* _Description of the task_: Output all the entries word for word. Omit the pictures.

* _Data extract_:

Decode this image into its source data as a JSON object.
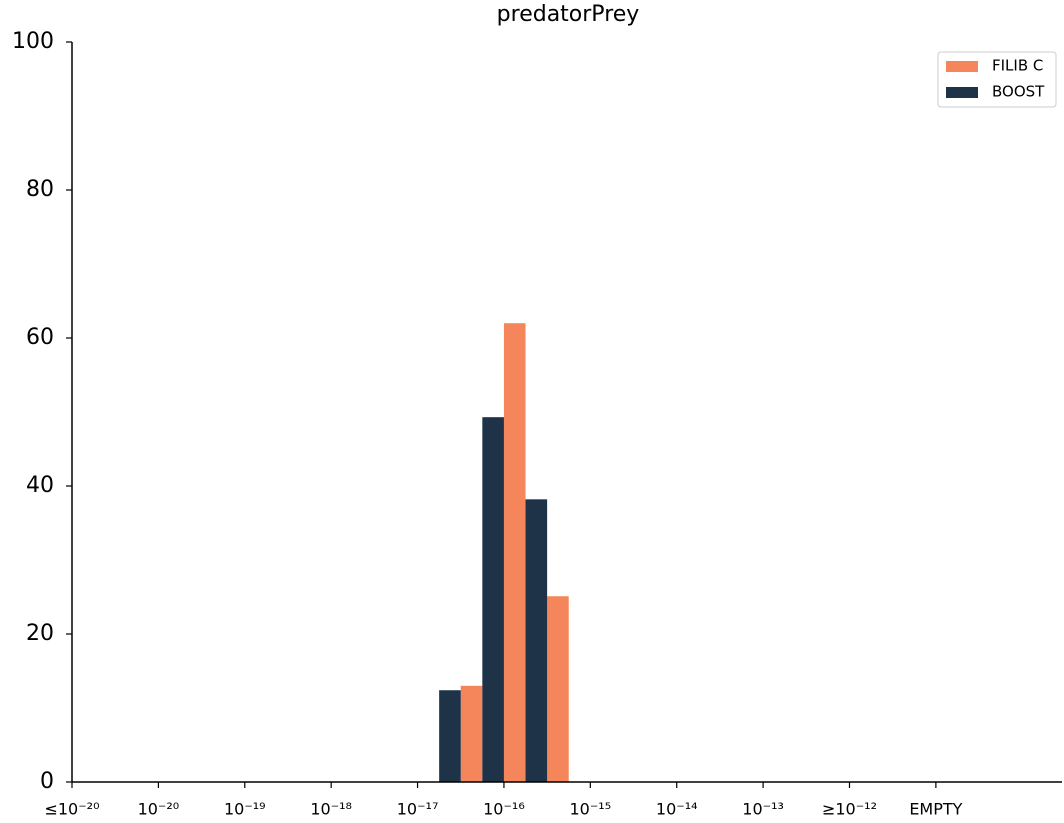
{
  "chart_data": {
    "type": "bar",
    "title": "predatorPrey",
    "xlim": [
      0,
      11.46
    ],
    "xticks": [
      {
        "value": 0,
        "label": "≤10⁻²⁰"
      },
      {
        "value": 1,
        "label": "10⁻²⁰"
      },
      {
        "value": 2,
        "label": "10⁻¹⁹"
      },
      {
        "value": 3,
        "label": "10⁻¹⁸"
      },
      {
        "value": 4,
        "label": "10⁻¹⁷"
      },
      {
        "value": 5,
        "label": "10⁻¹⁶"
      },
      {
        "value": 6,
        "label": "10⁻¹⁵"
      },
      {
        "value": 7,
        "label": "10⁻¹⁴"
      },
      {
        "value": 8,
        "label": "10⁻¹³"
      },
      {
        "value": 9,
        "label": "≥10⁻¹²"
      },
      {
        "value": 10,
        "label": "EMPTY"
      }
    ],
    "ylim": [
      0,
      100
    ],
    "yticks": [
      0,
      20,
      40,
      60,
      80,
      100
    ],
    "bar_width": 0.25,
    "grid": false,
    "legend": "upper right",
    "series": [
      {
        "name": "FILIB C",
        "color": "#f5855a",
        "x": [
          4.625,
          5.125,
          5.625
        ],
        "values": [
          13.0,
          62.0,
          25.1
        ]
      },
      {
        "name": "BOOST",
        "color": "#1e3248",
        "x": [
          4.375,
          4.875,
          5.375
        ],
        "values": [
          12.4,
          49.3,
          38.2
        ]
      }
    ]
  }
}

* _Response to this task_:
Decode this image into its source data as a JSON object.
{
  "chart_data": {
    "type": "bar",
    "title": "predatorPrey",
    "xlim": [
      0,
      11.46
    ],
    "xticks": [
      {
        "value": 0,
        "label": "≤10⁻²⁰"
      },
      {
        "value": 1,
        "label": "10⁻²⁰"
      },
      {
        "value": 2,
        "label": "10⁻¹⁹"
      },
      {
        "value": 3,
        "label": "10⁻¹⁸"
      },
      {
        "value": 4,
        "label": "10⁻¹⁷"
      },
      {
        "value": 5,
        "label": "10⁻¹⁶"
      },
      {
        "value": 6,
        "label": "10⁻¹⁵"
      },
      {
        "value": 7,
        "label": "10⁻¹⁴"
      },
      {
        "value": 8,
        "label": "10⁻¹³"
      },
      {
        "value": 9,
        "label": "≥10⁻¹²"
      },
      {
        "value": 10,
        "label": "EMPTY"
      }
    ],
    "ylim": [
      0,
      100
    ],
    "yticks": [
      0,
      20,
      40,
      60,
      80,
      100
    ],
    "bar_width": 0.25,
    "grid": false,
    "legend": "upper right",
    "series": [
      {
        "name": "FILIB C",
        "color": "#f5855a",
        "x": [
          4.625,
          5.125,
          5.625
        ],
        "values": [
          13.0,
          62.0,
          25.1
        ]
      },
      {
        "name": "BOOST",
        "color": "#1e3248",
        "x": [
          4.375,
          4.875,
          5.375
        ],
        "values": [
          12.4,
          49.3,
          38.2
        ]
      }
    ]
  }
}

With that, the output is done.